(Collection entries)

_____

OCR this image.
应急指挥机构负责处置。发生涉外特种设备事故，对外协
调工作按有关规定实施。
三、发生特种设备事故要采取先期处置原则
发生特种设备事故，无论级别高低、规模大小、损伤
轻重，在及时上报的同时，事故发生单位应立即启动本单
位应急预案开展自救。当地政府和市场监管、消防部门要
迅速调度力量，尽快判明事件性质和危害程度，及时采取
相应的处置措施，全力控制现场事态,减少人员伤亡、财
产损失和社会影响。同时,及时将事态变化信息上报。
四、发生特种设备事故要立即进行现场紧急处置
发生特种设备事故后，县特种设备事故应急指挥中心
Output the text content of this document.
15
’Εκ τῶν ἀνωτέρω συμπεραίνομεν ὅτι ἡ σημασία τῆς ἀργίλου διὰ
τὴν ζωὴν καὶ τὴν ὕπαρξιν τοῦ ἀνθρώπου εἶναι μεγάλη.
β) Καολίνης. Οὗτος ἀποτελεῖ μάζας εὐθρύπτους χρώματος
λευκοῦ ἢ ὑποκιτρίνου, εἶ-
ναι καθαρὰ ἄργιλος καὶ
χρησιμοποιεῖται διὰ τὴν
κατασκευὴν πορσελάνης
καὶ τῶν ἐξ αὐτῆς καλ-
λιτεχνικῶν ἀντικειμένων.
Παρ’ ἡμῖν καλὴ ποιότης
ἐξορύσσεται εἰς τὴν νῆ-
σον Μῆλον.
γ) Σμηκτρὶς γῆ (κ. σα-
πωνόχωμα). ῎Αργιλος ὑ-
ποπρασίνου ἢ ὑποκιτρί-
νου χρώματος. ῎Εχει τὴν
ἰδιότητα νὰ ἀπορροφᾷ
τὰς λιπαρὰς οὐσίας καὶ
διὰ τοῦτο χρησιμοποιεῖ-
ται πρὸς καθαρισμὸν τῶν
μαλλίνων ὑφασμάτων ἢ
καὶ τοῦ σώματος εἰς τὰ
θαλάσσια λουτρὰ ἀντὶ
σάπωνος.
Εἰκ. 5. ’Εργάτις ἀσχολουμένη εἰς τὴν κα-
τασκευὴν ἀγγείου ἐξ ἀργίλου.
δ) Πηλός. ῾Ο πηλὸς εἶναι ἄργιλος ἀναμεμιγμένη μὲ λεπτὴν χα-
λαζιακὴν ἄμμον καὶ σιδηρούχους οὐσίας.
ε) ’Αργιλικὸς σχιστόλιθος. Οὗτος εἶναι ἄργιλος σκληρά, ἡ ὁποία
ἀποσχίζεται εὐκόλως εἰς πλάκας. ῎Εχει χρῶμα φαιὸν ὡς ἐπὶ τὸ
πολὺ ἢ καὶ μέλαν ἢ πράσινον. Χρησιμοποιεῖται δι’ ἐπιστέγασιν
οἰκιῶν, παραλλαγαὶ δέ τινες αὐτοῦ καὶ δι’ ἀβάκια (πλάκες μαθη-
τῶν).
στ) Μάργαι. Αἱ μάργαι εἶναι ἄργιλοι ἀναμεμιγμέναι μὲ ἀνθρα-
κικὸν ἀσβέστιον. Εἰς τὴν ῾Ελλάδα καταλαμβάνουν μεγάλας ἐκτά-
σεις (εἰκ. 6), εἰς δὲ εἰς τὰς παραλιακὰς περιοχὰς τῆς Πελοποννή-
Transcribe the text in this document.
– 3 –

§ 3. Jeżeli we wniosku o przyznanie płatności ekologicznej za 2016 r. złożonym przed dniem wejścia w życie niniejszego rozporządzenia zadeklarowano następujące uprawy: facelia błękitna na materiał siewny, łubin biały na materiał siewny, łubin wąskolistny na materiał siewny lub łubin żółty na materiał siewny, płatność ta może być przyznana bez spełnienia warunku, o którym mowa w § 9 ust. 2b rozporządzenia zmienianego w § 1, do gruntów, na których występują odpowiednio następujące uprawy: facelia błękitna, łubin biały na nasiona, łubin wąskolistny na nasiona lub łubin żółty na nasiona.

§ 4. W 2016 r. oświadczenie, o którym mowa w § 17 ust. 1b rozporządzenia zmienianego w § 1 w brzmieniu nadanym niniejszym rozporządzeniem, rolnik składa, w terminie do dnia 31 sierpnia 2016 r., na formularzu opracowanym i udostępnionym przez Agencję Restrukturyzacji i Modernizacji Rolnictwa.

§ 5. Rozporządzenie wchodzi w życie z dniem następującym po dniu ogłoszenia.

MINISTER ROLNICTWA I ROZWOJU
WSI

_____

» **Exercise**: Copy out the full set of records precisely, leaving nothing out.

» **Final result**:
OCR this image.
应急指挥机构负责处置。发生涉外特种设备事故，对外协
调工作按有关规定实施。
三、发生特种设备事故要采取先期处置原则
发生特种设备事故，无论级别高低、规模大小、损伤
轻重，在及时上报的同时，事故发生单位应立即启动本单
位应急预案开展自救。当地政府和市场监管、消防部门要
迅速调度力量，尽快判明事件性质和危害程度，及时采取
相应的处置措施，全力控制现场事态,减少人员伤亡、财
产损失和社会影响。同时,及时将事态变化信息上报。
四、发生特种设备事故要立即进行现场紧急处置
发生特种设备事故后，县特种设备事故应急指挥中心
Output the text content of this document.
15
’Εκ τῶν ἀνωτέρω συμπεραίνομεν ὅτι ἡ σημασία τῆς ἀργίλου διὰ
τὴν ζωὴν καὶ τὴν ὕπαρξιν τοῦ ἀνθρώπου εἶναι μεγάλη.
β) Καολίνης. Οὗτος ἀποτελεῖ μάζας εὐθρύπτους χρώματος
λευκοῦ ἢ ὑποκιτρίνου, εἶ-
ναι καθαρὰ ἄργιλος καὶ
χρησιμοποιεῖται διὰ τὴν
κατασκευὴν πορσελάνης
καὶ τῶν ἐξ αὐτῆς καλ-
λιτεχνικῶν ἀντικειμένων.
Παρ’ ἡμῖν καλὴ ποιότης
ἐξορύσσεται εἰς τὴν νῆ-
σον Μῆλον.
γ) Σμηκτρὶς γῆ (κ. σα-
πωνόχωμα). ῎Αργιλος ὑ-
ποπρασίνου ἢ ὑποκιτρί-
νου χρώματος. ῎Εχει τὴν
ἰδιότητα νὰ ἀπορροφᾷ
τὰς λιπαρὰς οὐσίας καὶ
διὰ τοῦτο χρησιμοποιεῖ-
ται πρὸς καθαρισμὸν τῶν
μαλλίνων ὑφασμάτων ἢ
καὶ τοῦ σώματος εἰς τὰ
θαλάσσια λουτρὰ ἀντὶ
σάπωνος.
Εἰκ. 5. ’Εργάτις ἀσχολουμένη εἰς τὴν κα-
τασκευὴν ἀγγείου ἐξ ἀργίλου.
δ) Πηλός. ῾Ο πηλὸς εἶναι ἄργιλος ἀναμεμιγμένη μὲ λεπτὴν χα-
λαζιακὴν ἄμμον καὶ σιδηρούχους οὐσίας.
ε) ’Αργιλικὸς σχιστόλιθος. Οὗτος εἶναι ἄργιλος σκληρά, ἡ ὁποία
ἀποσχίζεται εὐκόλως εἰς πλάκας. ῎Εχει χρῶμα φαιὸν ὡς ἐπὶ τὸ
πολὺ ἢ καὶ μέλαν ἢ πράσινον. Χρησιμοποιεῖται δι’ ἐπιστέγασιν
οἰκιῶν, παραλλαγαὶ δέ τινες αὐτοῦ καὶ δι’ ἀβάκια (πλάκες μαθη-
τῶν).
στ) Μάργαι. Αἱ μάργαι εἶναι ἄργιλοι ἀναμεμιγμέναι μὲ ἀνθρα-
κικὸν ἀσβέστιον. Εἰς τὴν ῾Ελλάδα καταλαμβάνουν μεγάλας ἐκτά-
σεις (εἰκ. 6), εἰς δὲ εἰς τὰς παραλιακὰς περιοχὰς τῆς Πελοποννή-
Transcribe the text in this document.
– 3 –

§ 3. Jeżeli we wniosku o przyznanie płatności ekologicznej za 2016 r. złożonym przed dniem wejścia w życie niniejszego rozporządzenia zadeklarowano następujące uprawy: facelia błękitna na materiał siewny, łubin biały na materiał siewny, łubin wąskolistny na materiał siewny lub łubin żółty na materiał siewny, płatność ta może być przyznana bez spełnienia warunku, o którym mowa w § 9 ust. 2b rozporządzenia zmienianego w § 1, do gruntów, na których występują odpowiednio następujące uprawy: facelia błękitna, łubin biały na nasiona, łubin wąskolistny na nasiona lub łubin żółty na nasiona.

§ 4. W 2016 r. oświadczenie, o którym mowa w § 17 ust. 1b rozporządzenia zmienianego w § 1 w brzmieniu nadanym niniejszym rozporządzeniem, rolnik składa, w terminie do dnia 31 sierpnia 2016 r., na formularzu opracowanym i udostępnionym przez Agencję Restrukturyzacji i Modernizacji Rolnictwa.

§ 5. Rozporządzenie wchodzi w życie z dniem następującym po dniu ogłoszenia.

MINISTER ROLNICTWA I ROZWOJU
WSI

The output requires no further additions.